:: Problem requirements ::
Would you please repeat the data exactly as given?

:: Dataset entries for page text ::
==========

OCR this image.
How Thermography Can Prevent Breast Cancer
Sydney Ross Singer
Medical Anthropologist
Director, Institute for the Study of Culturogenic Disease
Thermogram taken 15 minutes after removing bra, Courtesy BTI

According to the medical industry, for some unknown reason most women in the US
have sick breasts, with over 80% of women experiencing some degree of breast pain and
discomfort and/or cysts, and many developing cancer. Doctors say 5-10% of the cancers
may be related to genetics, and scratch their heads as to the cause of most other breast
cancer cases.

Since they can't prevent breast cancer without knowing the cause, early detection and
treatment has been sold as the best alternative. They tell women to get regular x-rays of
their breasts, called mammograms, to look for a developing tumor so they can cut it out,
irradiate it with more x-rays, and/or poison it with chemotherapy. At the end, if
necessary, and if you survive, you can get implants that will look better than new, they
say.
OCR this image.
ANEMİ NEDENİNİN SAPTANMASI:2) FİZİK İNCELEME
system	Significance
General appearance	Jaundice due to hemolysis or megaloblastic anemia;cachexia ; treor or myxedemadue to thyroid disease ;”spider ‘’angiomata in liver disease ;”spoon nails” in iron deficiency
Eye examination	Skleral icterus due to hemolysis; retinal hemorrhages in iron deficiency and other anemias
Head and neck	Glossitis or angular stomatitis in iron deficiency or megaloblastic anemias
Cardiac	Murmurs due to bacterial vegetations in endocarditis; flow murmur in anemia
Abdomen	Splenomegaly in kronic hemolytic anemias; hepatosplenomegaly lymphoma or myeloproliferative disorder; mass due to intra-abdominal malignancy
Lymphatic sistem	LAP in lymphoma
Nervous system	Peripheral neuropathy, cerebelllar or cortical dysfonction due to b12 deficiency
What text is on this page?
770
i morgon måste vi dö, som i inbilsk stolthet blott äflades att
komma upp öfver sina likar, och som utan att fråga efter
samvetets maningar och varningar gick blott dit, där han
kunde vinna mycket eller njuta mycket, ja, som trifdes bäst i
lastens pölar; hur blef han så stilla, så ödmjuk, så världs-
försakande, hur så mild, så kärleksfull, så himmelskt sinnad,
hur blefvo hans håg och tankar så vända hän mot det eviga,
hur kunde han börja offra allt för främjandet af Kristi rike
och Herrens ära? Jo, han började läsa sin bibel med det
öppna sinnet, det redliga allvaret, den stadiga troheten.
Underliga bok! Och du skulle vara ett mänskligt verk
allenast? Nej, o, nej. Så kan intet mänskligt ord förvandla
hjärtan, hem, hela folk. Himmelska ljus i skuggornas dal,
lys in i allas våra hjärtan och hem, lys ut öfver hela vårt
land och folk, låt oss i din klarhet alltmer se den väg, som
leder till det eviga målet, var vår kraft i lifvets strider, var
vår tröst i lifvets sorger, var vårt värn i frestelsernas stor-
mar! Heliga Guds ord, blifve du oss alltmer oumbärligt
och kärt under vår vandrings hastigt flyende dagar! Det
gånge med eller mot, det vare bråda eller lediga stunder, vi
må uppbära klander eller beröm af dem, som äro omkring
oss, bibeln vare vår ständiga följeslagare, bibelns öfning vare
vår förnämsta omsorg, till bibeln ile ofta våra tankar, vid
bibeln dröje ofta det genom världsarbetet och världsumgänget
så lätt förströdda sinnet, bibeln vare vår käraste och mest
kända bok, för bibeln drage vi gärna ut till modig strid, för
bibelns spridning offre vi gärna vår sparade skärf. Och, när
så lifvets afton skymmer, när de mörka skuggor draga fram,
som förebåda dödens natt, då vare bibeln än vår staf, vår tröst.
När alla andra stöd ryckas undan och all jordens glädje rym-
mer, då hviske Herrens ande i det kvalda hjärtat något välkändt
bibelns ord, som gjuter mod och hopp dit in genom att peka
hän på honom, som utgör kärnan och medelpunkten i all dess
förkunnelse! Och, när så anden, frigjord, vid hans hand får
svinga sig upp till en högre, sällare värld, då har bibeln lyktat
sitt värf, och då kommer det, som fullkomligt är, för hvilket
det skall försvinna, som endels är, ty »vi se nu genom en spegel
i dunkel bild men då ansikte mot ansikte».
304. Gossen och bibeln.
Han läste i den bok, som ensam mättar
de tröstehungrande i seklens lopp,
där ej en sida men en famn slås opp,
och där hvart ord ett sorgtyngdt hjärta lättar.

==========

:: Solution for this task ::
OCR this image.
How Thermography Can Prevent Breast Cancer
Sydney Ross Singer
Medical Anthropologist
Director, Institute for the Study of Culturogenic Disease
Thermogram taken 15 minutes after removing bra, Courtesy BTI

According to the medical industry, for some unknown reason most women in the US
have sick breasts, with over 80% of women experiencing some degree of breast pain and
discomfort and/or cysts, and many developing cancer. Doctors say 5-10% of the cancers
may be related to genetics, and scratch their heads as to the cause of most other breast
cancer cases.

Since they can't prevent breast cancer without knowing the cause, early detection and
treatment has been sold as the best alternative. They tell women to get regular x-rays of
their breasts, called mammograms, to look for a developing tumor so they can cut it out,
irradiate it with more x-rays, and/or poison it with chemotherapy. At the end, if
necessary, and if you survive, you can get implants that will look better than new, they
say.
OCR this image.
ANEMİ NEDENİNİN SAPTANMASI:2) FİZİK İNCELEME
system	Significance
General appearance	Jaundice due to hemolysis or megaloblastic anemia;cachexia ; treor or myxedemadue to thyroid disease ;”spider ‘’angiomata in liver disease ;”spoon nails” in iron deficiency
Eye examination	Skleral icterus due to hemolysis; retinal hemorrhages in iron deficiency and other anemias
Head and neck	Glossitis or angular stomatitis in iron deficiency or megaloblastic anemias
Cardiac	Murmurs due to bacterial vegetations in endocarditis; flow murmur in anemia
Abdomen	Splenomegaly in kronic hemolytic anemias; hepatosplenomegaly lymphoma or myeloproliferative disorder; mass due to intra-abdominal malignancy
Lymphatic sistem	LAP in lymphoma
Nervous system	Peripheral neuropathy, cerebelllar or cortical dysfonction due to b12 deficiency
What text is on this page?
770
i morgon måste vi dö, som i inbilsk stolthet blott äflades att
komma upp öfver sina likar, och som utan att fråga efter
samvetets maningar och varningar gick blott dit, där han
kunde vinna mycket eller njuta mycket, ja, som trifdes bäst i
lastens pölar; hur blef han så stilla, så ödmjuk, så världs-
försakande, hur så mild, så kärleksfull, så himmelskt sinnad,
hur blefvo hans håg och tankar så vända hän mot det eviga,
hur kunde han börja offra allt för främjandet af Kristi rike
och Herrens ära? Jo, han började läsa sin bibel med det
öppna sinnet, det redliga allvaret, den stadiga troheten.
Underliga bok! Och du skulle vara ett mänskligt verk
allenast? Nej, o, nej. Så kan intet mänskligt ord förvandla
hjärtan, hem, hela folk. Himmelska ljus i skuggornas dal,
lys in i allas våra hjärtan och hem, lys ut öfver hela vårt
land och folk, låt oss i din klarhet alltmer se den väg, som
leder till det eviga målet, var vår kraft i lifvets strider, var
vår tröst i lifvets sorger, var vårt värn i frestelsernas stor-
mar! Heliga Guds ord, blifve du oss alltmer oumbärligt
och kärt under vår vandrings hastigt flyende dagar! Det
gånge med eller mot, det vare bråda eller lediga stunder, vi
må uppbära klander eller beröm af dem, som äro omkring
oss, bibeln vare vår ständiga följeslagare, bibelns öfning vare
vår förnämsta omsorg, till bibeln ile ofta våra tankar, vid
bibeln dröje ofta det genom världsarbetet och världsumgänget
så lätt förströdda sinnet, bibeln vare vår käraste och mest
kända bok, för bibeln drage vi gärna ut till modig strid, för
bibelns spridning offre vi gärna vår sparade skärf. Och, när
så lifvets afton skymmer, när de mörka skuggor draga fram,
som förebåda dödens natt, då vare bibeln än vår staf, vår tröst.
När alla andra stöd ryckas undan och all jordens glädje rym-
mer, då hviske Herrens ande i det kvalda hjärtat något välkändt
bibelns ord, som gjuter mod och hopp dit in genom att peka
hän på honom, som utgör kärnan och medelpunkten i all dess
förkunnelse! Och, när så anden, frigjord, vid hans hand får
svinga sig upp till en högre, sällare värld, då har bibeln lyktat
sitt värf, och då kommer det, som fullkomligt är, för hvilket
det skall försvinna, som endels är, ty »vi se nu genom en spegel
i dunkel bild men då ansikte mot ansikte».
304. Gossen och bibeln.
Han läste i den bok, som ensam mättar
de tröstehungrande i seklens lopp,
där ej en sida men en famn slås opp,
och där hvart ord ett sorgtyngdt hjärta lättar.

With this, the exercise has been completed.